● Exercise prompt:
Each line containing the word "this" must be collected.

● Task inputs:

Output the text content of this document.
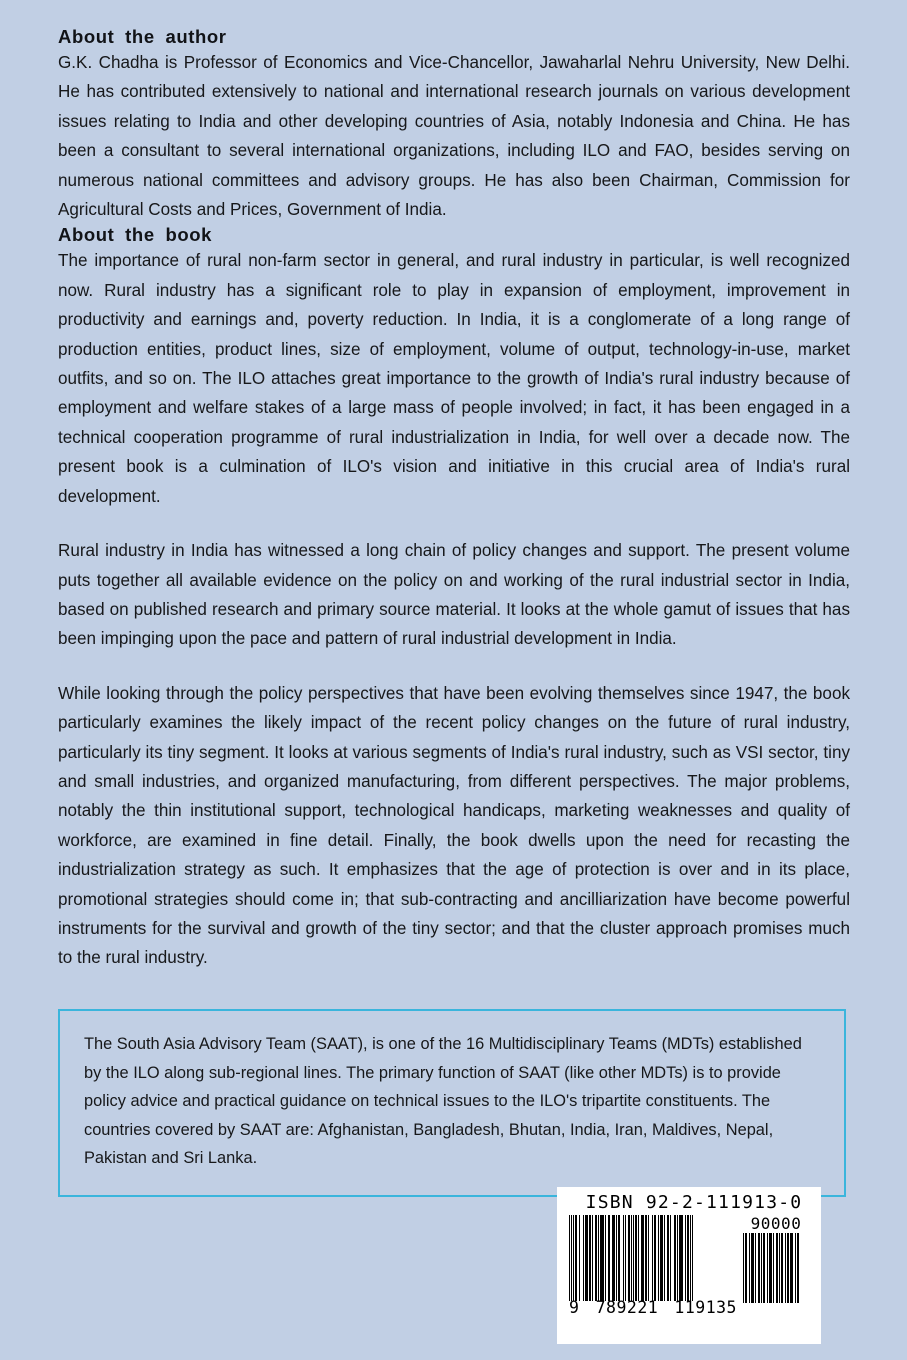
About the author

G.K. Chadha is Professor of Economics and Vice-Chancellor, Jawaharlal Nehru University, New Delhi. He has contributed extensively to national and international research journals on various development issues relating to India and other developing countries of Asia, notably Indonesia and China. He has been a consultant to several international organizations, including ILO and FAO, besides serving on numerous national committees and advisory groups. He has also been Chairman, Commission for Agricultural Costs and Prices, Government of India.

About the book

The importance of rural non-farm sector in general, and rural industry in particular, is well recognized now. Rural industry has a significant role to play in expansion of employment, improvement in productivity and earnings and, poverty reduction. In India, it is a conglomerate of a long range of production entities, product lines, size of employment, volume of output, technology-in-use, market outfits, and so on. The ILO attaches great importance to the growth of India's rural industry because of employment and welfare stakes of a large mass of people involved; in fact, it has been engaged in a technical cooperation programme of rural industrialization in India, for well over a decade now. The present book is a culmination of ILO's vision and initiative in this crucial area of India's rural development.

Rural industry in India has witnessed a long chain of policy changes and support. The present volume puts together all available evidence on the policy on and working of the rural industrial sector in India, based on published research and primary source material. It looks at the whole gamut of issues that has been impinging upon the pace and pattern of rural industrial development in India.

While looking through the policy perspectives that have been evolving themselves since 1947, the book particularly examines the likely impact of the recent policy changes on the future of rural industry, particularly its tiny segment. It looks at various segments of India's rural industry, such as VSI sector, tiny and small industries, and organized manufacturing, from different perspectives. The major problems, notably the thin institutional support, technological handicaps, marketing weaknesses and quality of workforce, are examined in fine detail. Finally, the book dwells upon the need for recasting the industrialization strategy as such. It emphasizes that the age of protection is over and in its place, promotional strategies should come in; that sub-contracting and ancilliarization have become powerful instruments for the survival and growth of the tiny sector; and that the cluster approach promises much to the rural industry.

The South Asia Advisory Team (SAAT), is one of the 16 Multidisciplinary Teams (MDTs) established by the ILO along sub-regional lines. The primary function of SAAT (like other MDTs) is to provide policy advice and practical guidance on technical issues to the ILO's tripartite constituents. The countries covered by SAAT are: Afghanistan, Bangladesh, Bhutan, India, Iran, Maldives, Nepal, Pakistan and Sri Lanka.

ISBN 92-2-111913-0
9 789221 119135
90000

● Response:
Output the text content of this document.
The importance of rural non-farm sector in general, and rural industry in particular, is well recognized now. Rural industry has a significant role to play in expansion of employment, improvement in productivity and earnings and, poverty reduction. In India, it is a conglomerate of a long range of production entities, product lines, size of employment, volume of output, technology-in-use, market outfits, and so on. The ILO attaches great importance to the growth of India's rural industry because of employment and welfare stakes of a large mass of people involved; in fact, it has been engaged in a technical cooperation programme of rural industrialization in India, for well over a decade now. The present book is a culmination of ILO's vision and initiative in this crucial area of India's rural development.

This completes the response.